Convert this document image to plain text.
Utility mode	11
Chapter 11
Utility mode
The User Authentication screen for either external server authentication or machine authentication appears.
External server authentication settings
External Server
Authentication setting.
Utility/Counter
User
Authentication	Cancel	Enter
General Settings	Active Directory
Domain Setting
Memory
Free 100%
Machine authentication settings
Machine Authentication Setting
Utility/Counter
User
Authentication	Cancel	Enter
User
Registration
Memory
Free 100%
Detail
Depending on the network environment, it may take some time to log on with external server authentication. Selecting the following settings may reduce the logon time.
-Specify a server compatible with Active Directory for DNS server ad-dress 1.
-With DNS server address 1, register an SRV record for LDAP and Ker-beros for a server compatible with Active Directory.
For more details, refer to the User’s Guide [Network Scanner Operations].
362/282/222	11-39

(AIM) Extract all of the data shown above without alteration.

(WRITTEN RESPONSE)
Convert this document image to plain text.
Utility mode	11
Chapter 11
Utility mode
The User Authentication screen for either external server authentication or machine authentication appears.
External server authentication settings
External Server
Authentication setting.
Utility/Counter
User
Authentication	Cancel	Enter
General Settings	Active Directory
Domain Setting
Memory
Free 100%
Machine authentication settings
Machine Authentication Setting
Utility/Counter
User
Authentication	Cancel	Enter
User
Registration
Memory
Free 100%
Detail
Depending on the network environment, it may take some time to log on with external server authentication. Selecting the following settings may reduce the logon time.
-Specify a server compatible with Active Directory for DNS server ad-dress 1.
-With DNS server address 1, register an SRV record for LDAP and Ker-beros for a server compatible with Active Directory.
For more details, refer to the User’s Guide [Network Scanner Operations].
362/282/222	11-39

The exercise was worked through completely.